◆ Brief: From the entries provided below, copy each line that contains the word "return".

++++++++

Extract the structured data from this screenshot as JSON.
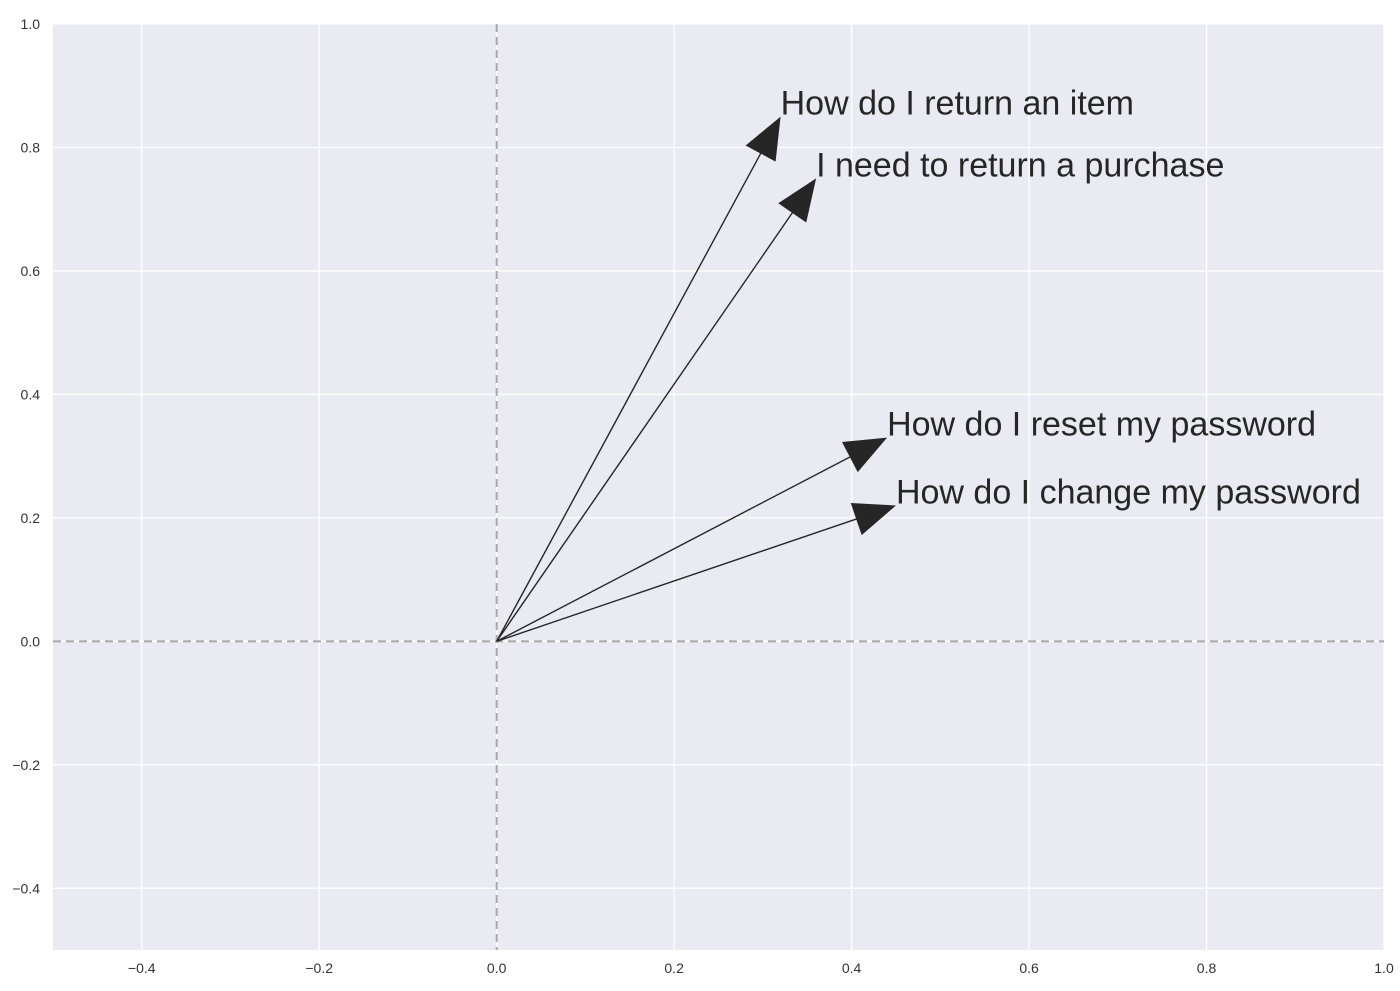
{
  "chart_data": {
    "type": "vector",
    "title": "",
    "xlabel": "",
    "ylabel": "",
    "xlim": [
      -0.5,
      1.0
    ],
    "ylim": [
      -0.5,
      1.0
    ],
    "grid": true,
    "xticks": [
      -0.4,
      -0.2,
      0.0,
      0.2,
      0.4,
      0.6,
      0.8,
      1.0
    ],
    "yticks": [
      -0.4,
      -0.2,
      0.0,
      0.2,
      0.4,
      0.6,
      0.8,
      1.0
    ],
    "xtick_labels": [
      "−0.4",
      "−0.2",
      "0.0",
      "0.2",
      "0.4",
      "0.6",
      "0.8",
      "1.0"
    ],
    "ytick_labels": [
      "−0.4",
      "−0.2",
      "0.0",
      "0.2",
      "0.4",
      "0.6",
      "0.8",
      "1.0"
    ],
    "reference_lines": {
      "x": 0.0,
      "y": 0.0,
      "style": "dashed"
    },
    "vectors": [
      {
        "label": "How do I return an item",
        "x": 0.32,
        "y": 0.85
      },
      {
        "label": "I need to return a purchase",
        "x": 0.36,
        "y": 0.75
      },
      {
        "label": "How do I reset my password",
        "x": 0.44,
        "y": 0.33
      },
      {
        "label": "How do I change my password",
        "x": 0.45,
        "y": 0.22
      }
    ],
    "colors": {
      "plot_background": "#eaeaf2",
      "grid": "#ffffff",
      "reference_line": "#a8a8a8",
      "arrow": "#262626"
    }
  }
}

++++++++

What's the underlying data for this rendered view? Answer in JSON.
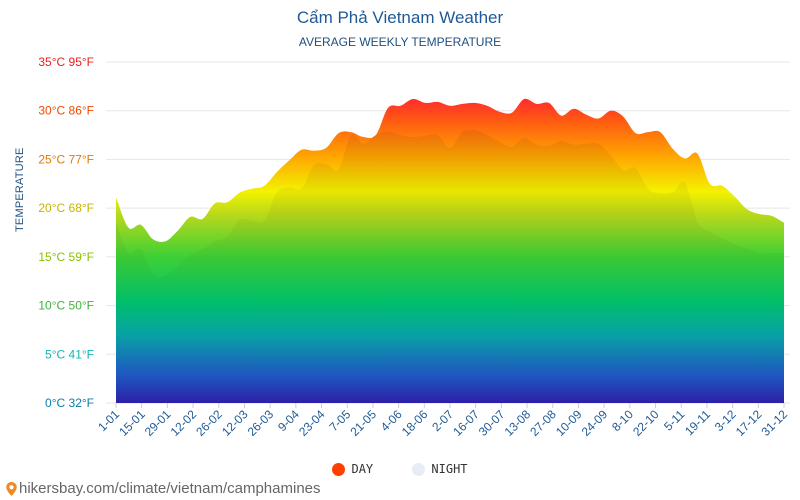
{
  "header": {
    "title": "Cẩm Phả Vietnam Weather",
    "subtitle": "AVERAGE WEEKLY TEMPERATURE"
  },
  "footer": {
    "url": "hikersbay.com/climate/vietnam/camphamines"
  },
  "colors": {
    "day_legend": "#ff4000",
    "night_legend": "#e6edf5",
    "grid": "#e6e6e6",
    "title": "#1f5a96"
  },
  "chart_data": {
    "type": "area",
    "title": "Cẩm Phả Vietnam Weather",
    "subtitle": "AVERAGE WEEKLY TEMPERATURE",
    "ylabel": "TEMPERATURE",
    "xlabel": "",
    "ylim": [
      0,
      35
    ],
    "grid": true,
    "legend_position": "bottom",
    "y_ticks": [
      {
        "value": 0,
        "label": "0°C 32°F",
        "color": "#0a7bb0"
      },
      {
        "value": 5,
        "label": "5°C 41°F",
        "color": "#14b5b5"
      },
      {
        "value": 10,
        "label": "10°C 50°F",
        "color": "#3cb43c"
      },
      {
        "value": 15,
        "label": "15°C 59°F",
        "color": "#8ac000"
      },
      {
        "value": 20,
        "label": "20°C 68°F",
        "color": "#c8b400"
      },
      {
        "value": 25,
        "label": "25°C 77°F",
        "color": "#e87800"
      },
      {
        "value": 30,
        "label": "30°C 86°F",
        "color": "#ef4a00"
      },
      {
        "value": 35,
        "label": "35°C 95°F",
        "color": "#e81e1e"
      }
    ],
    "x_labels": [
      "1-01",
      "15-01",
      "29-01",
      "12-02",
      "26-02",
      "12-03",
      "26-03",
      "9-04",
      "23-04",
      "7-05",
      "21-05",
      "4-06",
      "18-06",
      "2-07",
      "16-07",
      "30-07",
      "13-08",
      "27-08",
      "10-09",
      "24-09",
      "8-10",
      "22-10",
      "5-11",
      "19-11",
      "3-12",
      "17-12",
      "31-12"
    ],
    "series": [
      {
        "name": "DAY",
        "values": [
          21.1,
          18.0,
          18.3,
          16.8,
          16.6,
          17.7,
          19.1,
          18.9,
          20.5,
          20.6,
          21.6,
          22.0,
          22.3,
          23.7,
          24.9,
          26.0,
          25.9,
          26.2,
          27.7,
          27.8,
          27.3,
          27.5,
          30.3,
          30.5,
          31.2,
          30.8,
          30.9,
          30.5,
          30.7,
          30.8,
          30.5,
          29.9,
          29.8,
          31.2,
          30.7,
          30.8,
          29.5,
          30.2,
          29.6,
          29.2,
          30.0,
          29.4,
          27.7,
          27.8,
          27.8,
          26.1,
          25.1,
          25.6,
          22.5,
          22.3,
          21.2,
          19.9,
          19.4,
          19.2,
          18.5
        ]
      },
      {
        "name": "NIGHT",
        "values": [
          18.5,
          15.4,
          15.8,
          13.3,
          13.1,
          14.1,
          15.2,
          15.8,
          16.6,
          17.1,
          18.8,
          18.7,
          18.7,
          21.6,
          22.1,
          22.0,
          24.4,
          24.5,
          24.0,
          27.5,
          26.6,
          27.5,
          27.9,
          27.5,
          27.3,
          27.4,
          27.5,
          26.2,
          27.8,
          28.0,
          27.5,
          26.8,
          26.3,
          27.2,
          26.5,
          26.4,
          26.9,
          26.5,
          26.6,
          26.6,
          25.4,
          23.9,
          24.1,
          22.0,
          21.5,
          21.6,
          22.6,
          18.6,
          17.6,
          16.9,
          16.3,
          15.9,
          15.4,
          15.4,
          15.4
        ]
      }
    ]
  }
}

++++++++

◆ Output for this task:
        "label": "How do I return an item",
        "label": "I need to return a purchase",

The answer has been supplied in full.